*** Dataset rows ***

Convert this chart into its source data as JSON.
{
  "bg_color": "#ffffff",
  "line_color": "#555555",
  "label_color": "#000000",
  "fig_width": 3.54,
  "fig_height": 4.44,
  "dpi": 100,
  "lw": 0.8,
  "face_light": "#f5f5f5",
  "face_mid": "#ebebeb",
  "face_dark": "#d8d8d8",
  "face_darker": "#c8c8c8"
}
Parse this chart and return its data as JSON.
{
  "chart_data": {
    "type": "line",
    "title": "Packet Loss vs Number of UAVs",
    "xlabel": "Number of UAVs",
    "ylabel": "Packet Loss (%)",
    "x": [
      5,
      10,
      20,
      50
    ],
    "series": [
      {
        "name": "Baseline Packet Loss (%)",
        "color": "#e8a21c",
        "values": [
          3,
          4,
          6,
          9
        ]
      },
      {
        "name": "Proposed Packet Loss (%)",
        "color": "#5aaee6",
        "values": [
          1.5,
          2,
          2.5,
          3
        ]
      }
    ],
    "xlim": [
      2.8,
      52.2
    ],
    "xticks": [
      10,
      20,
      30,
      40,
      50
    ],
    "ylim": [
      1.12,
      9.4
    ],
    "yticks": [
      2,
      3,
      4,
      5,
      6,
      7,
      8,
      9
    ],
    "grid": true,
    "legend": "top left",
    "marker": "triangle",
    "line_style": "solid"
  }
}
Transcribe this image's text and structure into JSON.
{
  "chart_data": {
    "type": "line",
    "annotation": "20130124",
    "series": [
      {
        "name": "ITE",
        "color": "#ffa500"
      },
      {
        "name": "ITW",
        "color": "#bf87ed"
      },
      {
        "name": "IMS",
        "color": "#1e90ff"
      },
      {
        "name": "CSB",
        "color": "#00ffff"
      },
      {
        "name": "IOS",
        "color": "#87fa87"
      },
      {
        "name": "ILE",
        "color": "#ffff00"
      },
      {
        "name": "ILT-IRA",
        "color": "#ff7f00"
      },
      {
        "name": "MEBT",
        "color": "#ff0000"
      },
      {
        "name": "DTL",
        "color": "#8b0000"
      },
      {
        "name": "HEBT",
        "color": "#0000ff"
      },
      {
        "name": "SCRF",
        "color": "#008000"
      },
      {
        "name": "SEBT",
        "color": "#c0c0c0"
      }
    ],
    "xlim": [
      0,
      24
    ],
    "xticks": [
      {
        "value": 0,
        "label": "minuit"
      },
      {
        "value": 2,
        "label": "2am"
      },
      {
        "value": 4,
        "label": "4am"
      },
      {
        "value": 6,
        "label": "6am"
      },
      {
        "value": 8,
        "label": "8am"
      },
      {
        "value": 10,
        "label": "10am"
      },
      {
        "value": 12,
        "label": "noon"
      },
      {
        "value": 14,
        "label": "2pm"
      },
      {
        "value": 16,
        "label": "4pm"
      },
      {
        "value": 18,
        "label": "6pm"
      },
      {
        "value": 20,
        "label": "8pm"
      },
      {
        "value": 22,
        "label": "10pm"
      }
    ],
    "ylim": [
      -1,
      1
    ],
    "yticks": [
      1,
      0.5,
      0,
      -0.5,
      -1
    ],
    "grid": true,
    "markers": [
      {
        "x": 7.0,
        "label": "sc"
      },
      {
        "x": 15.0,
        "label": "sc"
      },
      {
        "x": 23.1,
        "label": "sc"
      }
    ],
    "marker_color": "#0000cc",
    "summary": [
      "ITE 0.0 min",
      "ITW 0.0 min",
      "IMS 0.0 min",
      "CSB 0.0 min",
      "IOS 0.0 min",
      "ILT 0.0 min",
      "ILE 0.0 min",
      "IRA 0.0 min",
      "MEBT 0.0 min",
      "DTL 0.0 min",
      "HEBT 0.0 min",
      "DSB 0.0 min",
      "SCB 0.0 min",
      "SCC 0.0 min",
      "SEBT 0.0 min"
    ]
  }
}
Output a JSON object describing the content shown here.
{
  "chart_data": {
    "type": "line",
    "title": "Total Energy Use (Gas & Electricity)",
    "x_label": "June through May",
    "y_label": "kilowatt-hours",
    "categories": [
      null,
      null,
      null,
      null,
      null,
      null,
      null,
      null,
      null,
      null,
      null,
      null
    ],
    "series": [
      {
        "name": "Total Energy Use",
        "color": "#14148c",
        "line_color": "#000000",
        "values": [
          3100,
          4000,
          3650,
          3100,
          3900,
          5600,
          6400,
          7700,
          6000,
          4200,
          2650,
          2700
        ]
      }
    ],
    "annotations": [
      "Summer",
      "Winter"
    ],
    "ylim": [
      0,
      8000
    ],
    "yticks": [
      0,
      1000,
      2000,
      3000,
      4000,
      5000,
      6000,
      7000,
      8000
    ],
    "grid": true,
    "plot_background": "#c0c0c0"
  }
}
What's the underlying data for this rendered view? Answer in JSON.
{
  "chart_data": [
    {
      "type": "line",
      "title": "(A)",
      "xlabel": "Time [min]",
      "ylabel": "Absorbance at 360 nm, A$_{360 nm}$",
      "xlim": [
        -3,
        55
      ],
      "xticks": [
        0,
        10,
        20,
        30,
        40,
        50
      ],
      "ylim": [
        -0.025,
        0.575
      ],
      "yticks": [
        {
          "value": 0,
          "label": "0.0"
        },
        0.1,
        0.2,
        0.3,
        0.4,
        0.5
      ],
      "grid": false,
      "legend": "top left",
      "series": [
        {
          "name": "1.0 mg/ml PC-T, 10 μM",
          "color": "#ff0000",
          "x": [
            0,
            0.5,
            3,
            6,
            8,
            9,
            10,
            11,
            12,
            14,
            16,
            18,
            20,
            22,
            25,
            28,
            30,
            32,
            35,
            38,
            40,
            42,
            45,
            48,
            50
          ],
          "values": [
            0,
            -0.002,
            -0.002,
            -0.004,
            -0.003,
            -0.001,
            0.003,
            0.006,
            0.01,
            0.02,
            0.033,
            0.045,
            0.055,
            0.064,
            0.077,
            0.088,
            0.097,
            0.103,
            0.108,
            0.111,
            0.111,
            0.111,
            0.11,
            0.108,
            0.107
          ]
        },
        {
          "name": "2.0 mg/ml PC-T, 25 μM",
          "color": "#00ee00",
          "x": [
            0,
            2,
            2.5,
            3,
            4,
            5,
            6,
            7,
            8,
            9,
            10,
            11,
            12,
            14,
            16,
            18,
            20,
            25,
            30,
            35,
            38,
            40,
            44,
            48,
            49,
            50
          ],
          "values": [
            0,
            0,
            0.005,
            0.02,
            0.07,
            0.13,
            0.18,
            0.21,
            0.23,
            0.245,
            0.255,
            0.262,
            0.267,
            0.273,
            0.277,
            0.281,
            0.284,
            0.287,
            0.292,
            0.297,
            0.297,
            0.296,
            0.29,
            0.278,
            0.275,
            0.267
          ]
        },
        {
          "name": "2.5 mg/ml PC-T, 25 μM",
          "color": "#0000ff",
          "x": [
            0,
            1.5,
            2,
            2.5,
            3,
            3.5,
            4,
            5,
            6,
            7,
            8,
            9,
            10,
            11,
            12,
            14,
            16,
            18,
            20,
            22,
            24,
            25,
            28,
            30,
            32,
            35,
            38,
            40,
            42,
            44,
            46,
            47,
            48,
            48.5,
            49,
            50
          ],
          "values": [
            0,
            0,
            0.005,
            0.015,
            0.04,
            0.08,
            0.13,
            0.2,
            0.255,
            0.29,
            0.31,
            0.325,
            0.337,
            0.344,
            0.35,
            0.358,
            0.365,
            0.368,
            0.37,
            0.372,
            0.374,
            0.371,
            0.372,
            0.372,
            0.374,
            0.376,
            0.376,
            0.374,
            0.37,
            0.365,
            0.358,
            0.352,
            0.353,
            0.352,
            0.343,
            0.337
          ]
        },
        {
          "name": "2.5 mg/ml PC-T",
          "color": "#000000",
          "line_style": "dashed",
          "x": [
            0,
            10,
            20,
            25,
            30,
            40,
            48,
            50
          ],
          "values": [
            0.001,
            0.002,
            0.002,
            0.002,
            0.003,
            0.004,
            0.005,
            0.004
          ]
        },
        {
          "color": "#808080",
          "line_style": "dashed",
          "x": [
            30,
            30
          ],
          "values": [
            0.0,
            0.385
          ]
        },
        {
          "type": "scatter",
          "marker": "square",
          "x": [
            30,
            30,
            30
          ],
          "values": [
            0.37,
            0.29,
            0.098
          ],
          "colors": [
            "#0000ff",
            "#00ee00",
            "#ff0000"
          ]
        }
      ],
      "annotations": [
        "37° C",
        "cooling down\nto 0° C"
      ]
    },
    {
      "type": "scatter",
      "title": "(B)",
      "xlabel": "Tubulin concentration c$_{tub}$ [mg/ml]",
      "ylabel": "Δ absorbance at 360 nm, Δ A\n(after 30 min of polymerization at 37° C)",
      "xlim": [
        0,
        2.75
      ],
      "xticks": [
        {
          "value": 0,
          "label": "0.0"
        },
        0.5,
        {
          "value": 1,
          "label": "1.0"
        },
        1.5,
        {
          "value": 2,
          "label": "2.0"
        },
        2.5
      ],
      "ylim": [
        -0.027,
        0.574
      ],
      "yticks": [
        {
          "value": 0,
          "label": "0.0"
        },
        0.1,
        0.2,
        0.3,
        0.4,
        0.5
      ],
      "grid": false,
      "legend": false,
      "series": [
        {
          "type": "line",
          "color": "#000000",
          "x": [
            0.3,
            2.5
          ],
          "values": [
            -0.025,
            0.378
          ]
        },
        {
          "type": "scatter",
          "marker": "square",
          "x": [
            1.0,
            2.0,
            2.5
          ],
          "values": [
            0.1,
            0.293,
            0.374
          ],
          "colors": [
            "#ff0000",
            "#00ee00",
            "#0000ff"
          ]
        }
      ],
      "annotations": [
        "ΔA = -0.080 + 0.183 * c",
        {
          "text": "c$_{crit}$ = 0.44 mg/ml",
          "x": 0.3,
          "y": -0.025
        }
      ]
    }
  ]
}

***

● **What is asked**
In the records above, find each line with the word "Energy" and copy it.

● **Full response**
    "title": "Total Energy Use (Gas & Electricity)",
        "name": "Total Energy Use",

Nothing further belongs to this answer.